# READING PASSAGE
When can lock optimization make performance worse?

Imagine you have a struct which your program accesses frequently.

Typedef struct MyStruct
{
    Field Foo;
    Field Bar;
}

There are competing threads, so you access it like:

Lock(myStruct);
// Access Struct
Unlock (myStruct);

Your program accesses this struct all day long from multiple threads, so there’s lots of contention on the struct. Your program’s performance isn’t looking too good. Let’s try to fix it!

Lock around the individual fields?

To “fix” it, maybe you try to put locks around the fields themselves. For example,

Lock(myStruct->Foo);
// Access field in struct.
Unlock(myStruct->Foo);

Should be better, right??? Each thread who wants the object now only has to compete for the field it wants, rather than waiting for the whole thing.

Perf on accessing the object got worse after the “fix”. Why?

Why didn’t perf improve?

# SET TASK 1
Could you change "bboxes" to "bounding boxes" in the entries from the start through the line holding "- questions-answers-heading: Questions", inclusive, and give those lines back with everything else unchanged?

(Some entries)
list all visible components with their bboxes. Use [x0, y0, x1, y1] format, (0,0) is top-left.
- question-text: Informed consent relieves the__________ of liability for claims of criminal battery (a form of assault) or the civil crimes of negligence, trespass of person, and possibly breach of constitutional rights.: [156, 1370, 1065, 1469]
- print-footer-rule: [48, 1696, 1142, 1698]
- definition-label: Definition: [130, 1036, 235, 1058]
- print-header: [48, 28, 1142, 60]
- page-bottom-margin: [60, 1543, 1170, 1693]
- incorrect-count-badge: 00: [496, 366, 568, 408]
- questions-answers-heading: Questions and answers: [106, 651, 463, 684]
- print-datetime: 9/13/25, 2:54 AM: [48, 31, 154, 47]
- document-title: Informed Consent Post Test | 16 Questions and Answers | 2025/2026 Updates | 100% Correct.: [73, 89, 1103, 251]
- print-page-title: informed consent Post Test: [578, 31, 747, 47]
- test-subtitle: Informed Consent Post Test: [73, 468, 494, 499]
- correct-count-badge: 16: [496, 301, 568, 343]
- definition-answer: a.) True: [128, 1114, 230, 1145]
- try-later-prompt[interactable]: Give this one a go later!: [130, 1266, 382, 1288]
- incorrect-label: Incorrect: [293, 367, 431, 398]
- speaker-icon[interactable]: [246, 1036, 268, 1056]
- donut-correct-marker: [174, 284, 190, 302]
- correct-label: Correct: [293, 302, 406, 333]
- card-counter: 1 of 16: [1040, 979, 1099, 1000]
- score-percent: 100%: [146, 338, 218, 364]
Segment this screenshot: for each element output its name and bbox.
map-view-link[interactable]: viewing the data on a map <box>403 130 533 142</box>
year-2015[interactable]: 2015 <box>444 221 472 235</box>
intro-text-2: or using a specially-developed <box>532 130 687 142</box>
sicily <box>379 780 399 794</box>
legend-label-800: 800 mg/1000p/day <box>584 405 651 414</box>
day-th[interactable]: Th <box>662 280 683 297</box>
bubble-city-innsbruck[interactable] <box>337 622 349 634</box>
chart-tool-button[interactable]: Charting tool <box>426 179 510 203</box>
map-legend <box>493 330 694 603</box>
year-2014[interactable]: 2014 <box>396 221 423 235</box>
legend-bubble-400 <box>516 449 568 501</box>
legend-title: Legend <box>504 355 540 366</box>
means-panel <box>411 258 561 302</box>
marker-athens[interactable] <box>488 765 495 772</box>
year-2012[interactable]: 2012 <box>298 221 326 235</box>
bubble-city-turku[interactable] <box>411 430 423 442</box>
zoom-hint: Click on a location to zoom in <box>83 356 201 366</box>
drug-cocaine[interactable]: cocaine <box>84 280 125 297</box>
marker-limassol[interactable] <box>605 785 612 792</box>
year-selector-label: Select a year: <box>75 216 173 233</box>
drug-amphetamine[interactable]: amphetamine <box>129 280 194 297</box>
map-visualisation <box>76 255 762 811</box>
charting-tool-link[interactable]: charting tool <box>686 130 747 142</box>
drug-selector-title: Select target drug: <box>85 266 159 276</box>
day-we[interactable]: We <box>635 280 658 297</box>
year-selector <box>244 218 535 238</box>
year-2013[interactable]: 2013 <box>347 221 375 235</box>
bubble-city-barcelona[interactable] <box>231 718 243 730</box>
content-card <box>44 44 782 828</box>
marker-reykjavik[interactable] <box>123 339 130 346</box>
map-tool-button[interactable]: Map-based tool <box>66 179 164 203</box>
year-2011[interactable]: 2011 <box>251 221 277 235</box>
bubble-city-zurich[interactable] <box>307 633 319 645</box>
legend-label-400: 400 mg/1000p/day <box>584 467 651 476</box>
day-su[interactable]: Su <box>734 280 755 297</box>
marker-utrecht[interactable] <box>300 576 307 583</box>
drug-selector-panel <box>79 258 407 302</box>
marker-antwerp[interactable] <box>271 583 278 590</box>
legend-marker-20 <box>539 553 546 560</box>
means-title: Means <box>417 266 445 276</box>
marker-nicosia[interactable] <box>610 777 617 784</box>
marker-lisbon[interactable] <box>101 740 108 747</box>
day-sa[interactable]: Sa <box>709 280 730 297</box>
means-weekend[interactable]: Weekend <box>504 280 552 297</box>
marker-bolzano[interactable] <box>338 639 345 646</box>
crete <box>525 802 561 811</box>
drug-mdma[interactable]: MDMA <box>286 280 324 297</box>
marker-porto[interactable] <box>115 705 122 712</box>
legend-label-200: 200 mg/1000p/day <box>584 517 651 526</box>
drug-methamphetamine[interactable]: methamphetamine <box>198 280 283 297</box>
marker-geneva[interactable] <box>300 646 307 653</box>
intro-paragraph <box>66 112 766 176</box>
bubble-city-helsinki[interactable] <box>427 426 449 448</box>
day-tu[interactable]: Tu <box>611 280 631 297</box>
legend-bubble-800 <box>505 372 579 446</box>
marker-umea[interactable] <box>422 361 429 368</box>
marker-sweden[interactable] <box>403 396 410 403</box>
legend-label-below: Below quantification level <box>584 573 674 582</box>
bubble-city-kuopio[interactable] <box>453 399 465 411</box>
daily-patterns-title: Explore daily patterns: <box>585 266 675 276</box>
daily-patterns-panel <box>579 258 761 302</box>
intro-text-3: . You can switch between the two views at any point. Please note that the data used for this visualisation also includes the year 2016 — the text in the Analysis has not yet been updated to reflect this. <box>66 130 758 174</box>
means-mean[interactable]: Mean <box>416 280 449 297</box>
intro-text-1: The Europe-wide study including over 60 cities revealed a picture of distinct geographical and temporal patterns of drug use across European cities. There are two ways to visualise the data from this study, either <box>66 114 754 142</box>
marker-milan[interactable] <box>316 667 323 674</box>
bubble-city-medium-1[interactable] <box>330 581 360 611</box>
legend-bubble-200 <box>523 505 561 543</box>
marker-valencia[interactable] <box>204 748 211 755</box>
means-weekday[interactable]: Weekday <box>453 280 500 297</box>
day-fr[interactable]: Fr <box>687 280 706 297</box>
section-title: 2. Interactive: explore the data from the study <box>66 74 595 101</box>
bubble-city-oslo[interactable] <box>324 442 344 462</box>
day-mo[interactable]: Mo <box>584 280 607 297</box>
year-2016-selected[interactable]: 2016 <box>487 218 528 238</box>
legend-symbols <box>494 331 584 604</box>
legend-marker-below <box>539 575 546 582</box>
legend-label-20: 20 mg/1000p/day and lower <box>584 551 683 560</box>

# SET TASK 2
What comes next in the post on lock optimization? Continue it from its last line.

# FINAL RESULT 1
list all visible components with their bounding boxes. Use [x0, y0, x1, y1] format, (0,0) is top-left.
- question-text: Informed consent relieves the__________ of liability for claims of criminal battery (a form of assault) or the civil crimes of negligence, trespass of person, and possibly breach of constitutional rights.: [156, 1370, 1065, 1469]
- print-footer-rule: [48, 1696, 1142, 1698]
- definition-label: Definition: [130, 1036, 235, 1058]
- print-header: [48, 28, 1142, 60]
- page-bottom-margin: [60, 1543, 1170, 1693]
- incorrect-count-badge: 00: [496, 366, 568, 408]
- questions-answers-heading: Questions and answers: [106, 651, 463, 684]

# FINAL RESULT 2
You may have reduced contention on the object itself, but every time the processors wanted to go get the field in memory, they had cache-line contention while waiting for competing processors to get the same object out of memory. i.e. Proc0 wants myStruct->Foo, but has to wait for Proc1 to get myStruct->Bar out if it’s in the same cache. If your fields aren’t in the same cache, you’re just punting the contention down the line after changing your lock mechanism.

How do we fix it?

If you’re encountering cache-line contention on struct fields, the fix is to cache align the struct to the size of your cache line. The C++ align keyword is one way to do that.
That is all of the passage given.